__Written exercise__:
Establish how many lines in the material include the string "Rules" and report it as a lone number.
--- begin Dataset rows ---
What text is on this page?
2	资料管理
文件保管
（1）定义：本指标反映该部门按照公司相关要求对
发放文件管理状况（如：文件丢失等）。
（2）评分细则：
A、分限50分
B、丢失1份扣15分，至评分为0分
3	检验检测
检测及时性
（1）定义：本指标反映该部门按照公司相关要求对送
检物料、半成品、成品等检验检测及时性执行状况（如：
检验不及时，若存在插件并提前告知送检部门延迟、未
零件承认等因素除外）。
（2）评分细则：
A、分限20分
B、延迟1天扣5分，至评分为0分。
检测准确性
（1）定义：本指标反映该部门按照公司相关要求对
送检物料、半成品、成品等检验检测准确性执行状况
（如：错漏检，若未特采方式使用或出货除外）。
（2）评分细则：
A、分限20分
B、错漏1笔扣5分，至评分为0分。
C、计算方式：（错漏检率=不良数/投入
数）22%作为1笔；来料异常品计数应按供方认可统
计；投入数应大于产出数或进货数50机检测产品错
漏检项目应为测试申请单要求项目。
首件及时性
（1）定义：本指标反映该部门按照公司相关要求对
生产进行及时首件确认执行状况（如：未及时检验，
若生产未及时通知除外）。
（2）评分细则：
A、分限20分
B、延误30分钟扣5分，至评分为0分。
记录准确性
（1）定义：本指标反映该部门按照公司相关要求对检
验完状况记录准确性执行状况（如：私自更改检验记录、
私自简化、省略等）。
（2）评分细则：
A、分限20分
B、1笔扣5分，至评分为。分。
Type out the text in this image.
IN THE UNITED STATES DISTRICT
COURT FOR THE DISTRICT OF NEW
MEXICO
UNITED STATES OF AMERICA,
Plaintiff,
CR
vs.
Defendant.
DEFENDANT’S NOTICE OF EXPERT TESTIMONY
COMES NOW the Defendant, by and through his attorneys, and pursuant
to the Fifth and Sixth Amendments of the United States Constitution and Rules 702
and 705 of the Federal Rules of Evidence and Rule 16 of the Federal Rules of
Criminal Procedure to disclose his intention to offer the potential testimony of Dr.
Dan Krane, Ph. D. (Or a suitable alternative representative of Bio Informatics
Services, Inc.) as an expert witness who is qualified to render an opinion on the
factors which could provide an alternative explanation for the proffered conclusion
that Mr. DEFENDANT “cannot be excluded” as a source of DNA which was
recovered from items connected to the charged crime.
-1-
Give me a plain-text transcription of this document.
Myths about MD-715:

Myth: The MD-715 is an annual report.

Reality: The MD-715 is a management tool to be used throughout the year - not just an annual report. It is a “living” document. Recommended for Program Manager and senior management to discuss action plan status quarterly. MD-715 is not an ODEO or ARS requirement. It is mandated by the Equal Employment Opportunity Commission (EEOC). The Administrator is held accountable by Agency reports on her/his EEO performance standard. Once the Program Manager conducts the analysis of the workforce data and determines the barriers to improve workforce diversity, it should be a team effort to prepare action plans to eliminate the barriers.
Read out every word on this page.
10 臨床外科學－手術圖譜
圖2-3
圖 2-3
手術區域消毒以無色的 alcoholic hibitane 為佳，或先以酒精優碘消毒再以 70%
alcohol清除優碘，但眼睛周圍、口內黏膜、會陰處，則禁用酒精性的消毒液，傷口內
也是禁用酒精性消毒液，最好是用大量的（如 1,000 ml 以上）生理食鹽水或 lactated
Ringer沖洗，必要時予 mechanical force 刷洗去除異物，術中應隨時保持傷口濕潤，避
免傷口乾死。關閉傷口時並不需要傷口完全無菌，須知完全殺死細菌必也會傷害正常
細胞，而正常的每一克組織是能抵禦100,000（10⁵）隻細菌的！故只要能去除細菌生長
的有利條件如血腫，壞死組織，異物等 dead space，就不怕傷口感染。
--- end Dataset rows ---
__Exercise output__:
2